(Listing)

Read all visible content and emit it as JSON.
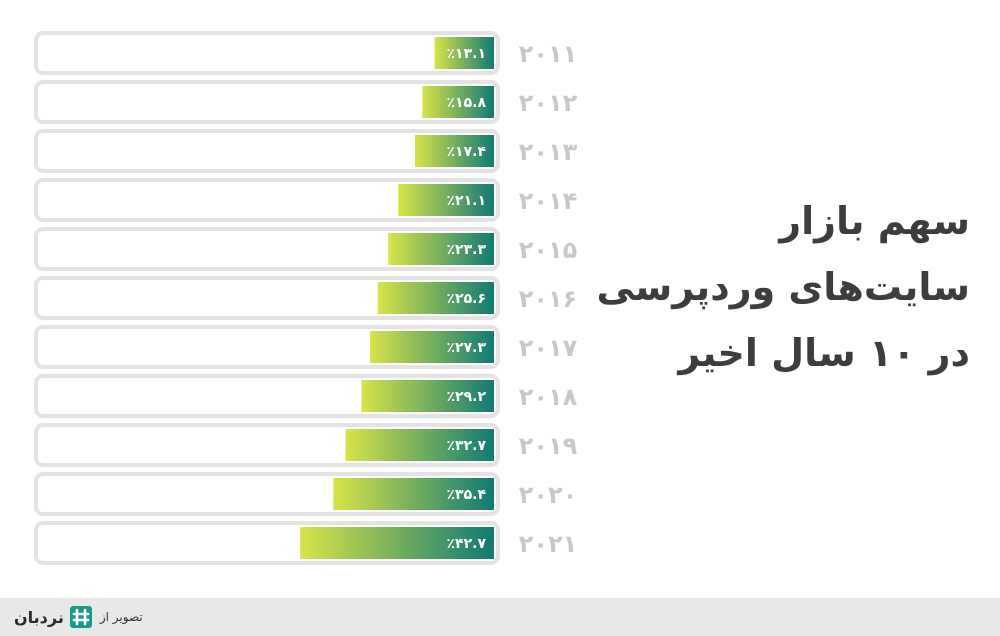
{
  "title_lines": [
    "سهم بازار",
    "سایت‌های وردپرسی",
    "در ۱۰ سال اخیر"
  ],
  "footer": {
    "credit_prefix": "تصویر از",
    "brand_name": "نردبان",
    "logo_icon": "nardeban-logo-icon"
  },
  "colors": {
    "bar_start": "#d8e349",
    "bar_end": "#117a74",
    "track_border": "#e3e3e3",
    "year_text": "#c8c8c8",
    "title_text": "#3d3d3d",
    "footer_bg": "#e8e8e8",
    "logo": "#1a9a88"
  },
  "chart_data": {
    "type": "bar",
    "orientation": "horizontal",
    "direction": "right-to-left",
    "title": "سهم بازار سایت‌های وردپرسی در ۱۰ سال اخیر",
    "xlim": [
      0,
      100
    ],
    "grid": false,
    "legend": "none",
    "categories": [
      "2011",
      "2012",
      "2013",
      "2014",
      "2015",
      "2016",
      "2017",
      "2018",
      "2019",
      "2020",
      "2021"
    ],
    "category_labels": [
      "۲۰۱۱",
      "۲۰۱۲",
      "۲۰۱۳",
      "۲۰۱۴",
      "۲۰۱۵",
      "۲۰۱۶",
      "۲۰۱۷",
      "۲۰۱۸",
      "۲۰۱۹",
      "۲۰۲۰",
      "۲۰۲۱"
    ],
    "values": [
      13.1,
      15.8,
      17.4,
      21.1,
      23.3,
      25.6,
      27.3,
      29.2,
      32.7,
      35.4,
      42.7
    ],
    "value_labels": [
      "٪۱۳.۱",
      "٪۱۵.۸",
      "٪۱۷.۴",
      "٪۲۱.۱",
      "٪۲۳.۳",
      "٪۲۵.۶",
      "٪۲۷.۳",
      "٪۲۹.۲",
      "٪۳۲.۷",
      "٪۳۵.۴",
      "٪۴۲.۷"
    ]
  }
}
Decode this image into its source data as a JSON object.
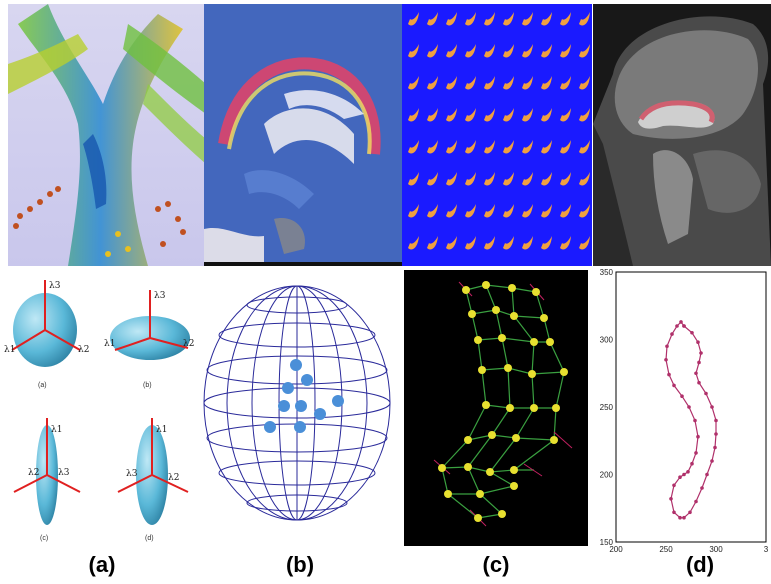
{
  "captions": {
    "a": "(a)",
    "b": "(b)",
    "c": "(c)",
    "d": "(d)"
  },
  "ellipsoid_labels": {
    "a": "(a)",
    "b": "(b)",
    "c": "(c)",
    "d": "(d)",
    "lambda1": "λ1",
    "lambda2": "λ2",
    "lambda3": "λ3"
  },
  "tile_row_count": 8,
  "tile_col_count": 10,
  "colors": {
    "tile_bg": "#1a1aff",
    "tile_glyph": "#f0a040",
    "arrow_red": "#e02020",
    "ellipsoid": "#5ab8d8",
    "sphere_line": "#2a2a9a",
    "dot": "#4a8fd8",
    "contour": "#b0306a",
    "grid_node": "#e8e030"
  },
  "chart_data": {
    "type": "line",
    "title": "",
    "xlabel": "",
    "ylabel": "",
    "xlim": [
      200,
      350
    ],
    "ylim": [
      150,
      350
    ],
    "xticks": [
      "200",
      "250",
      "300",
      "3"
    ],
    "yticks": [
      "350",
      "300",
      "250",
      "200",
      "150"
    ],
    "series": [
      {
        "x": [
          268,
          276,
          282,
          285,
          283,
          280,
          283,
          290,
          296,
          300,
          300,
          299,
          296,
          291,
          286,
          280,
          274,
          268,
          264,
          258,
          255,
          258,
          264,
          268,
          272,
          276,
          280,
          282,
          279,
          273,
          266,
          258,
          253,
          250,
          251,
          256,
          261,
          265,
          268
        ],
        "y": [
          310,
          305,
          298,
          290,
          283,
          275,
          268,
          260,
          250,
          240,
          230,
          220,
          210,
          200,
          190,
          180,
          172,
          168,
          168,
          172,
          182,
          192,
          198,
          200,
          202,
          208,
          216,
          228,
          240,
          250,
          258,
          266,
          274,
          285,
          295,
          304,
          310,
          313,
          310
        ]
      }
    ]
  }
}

(Aim of the exercise) Set the listing down in full and exactly. Pictures within it should not appear in the copy.

(Task output)
Read all visible content and emit it as JSON.
{
  "title_lines": [
    "سهم بازار",
    "سایت‌های وردپرسی",
    "در ۱۰ سال اخیر"
  ],
  "footer": {
    "credit_prefix": "تصویر از",
    "brand_name": "نردبان",
    "logo_icon": "nardeban-logo-icon"
  },
  "colors": {
    "bar_start": "#d8e349",
    "bar_end": "#117a74",
    "track_border": "#e3e3e3",
    "year_text": "#c8c8c8",
    "title_text": "#3d3d3d",
    "footer_bg": "#e8e8e8",
    "logo": "#1a9a88"
  },
  "chart_data": {
    "type": "bar",
    "orientation": "horizontal",
    "direction": "right-to-left",
    "title": "سهم بازار سایت‌های وردپرسی در ۱۰ سال اخیر",
    "xlim": [
      0,
      100
    ],
    "grid": false,
    "legend": "none",
    "categories": [
      "2011",
      "2012",
      "2013",
      "2014",
      "2015",
      "2016",
      "2017",
      "2018",
      "2019",
      "2020",
      "2021"
    ],
    "category_labels": [
      "۲۰۱۱",
      "۲۰۱۲",
      "۲۰۱۳",
      "۲۰۱۴",
      "۲۰۱۵",
      "۲۰۱۶",
      "۲۰۱۷",
      "۲۰۱۸",
      "۲۰۱۹",
      "۲۰۲۰",
      "۲۰۲۱"
    ],
    "values": [
      13.1,
      15.8,
      17.4,
      21.1,
      23.3,
      25.6,
      27.3,
      29.2,
      32.7,
      35.4,
      42.7
    ],
    "value_labels": [
      "٪۱۳.۱",
      "٪۱۵.۸",
      "٪۱۷.۴",
      "٪۲۱.۱",
      "٪۲۳.۳",
      "٪۲۵.۶",
      "٪۲۷.۳",
      "٪۲۹.۲",
      "٪۳۲.۷",
      "٪۳۵.۴",
      "٪۴۲.۷"
    ]
  }
}
Decode this image into its source data as a JSON object.
{
  "captions": {
    "a": "(a)",
    "b": "(b)",
    "c": "(c)",
    "d": "(d)"
  },
  "ellipsoid_labels": {
    "a": "(a)",
    "b": "(b)",
    "c": "(c)",
    "d": "(d)",
    "lambda1": "λ1",
    "lambda2": "λ2",
    "lambda3": "λ3"
  },
  "tile_row_count": 8,
  "tile_col_count": 10,
  "colors": {
    "tile_bg": "#1a1aff",
    "tile_glyph": "#f0a040",
    "arrow_red": "#e02020",
    "ellipsoid": "#5ab8d8",
    "sphere_line": "#2a2a9a",
    "dot": "#4a8fd8",
    "contour": "#b0306a",
    "grid_node": "#e8e030"
  },
  "chart_data": {
    "type": "line",
    "title": "",
    "xlabel": "",
    "ylabel": "",
    "xlim": [
      200,
      350
    ],
    "ylim": [
      150,
      350
    ],
    "xticks": [
      "200",
      "250",
      "300",
      "3"
    ],
    "yticks": [
      "350",
      "300",
      "250",
      "200",
      "150"
    ],
    "series": [
      {
        "x": [
          268,
          276,
          282,
          285,
          283,
          280,
          283,
          290,
          296,
          300,
          300,
          299,
          296,
          291,
          286,
          280,
          274,
          268,
          264,
          258,
          255,
          258,
          264,
          268,
          272,
          276,
          280,
          282,
          279,
          273,
          266,
          258,
          253,
          250,
          251,
          256,
          261,
          265,
          268
        ],
        "y": [
          310,
          305,
          298,
          290,
          283,
          275,
          268,
          260,
          250,
          240,
          230,
          220,
          210,
          200,
          190,
          180,
          172,
          168,
          168,
          172,
          182,
          192,
          198,
          200,
          202,
          208,
          216,
          228,
          240,
          250,
          258,
          266,
          274,
          285,
          295,
          304,
          310,
          313,
          310
        ]
      }
    ]
  }
}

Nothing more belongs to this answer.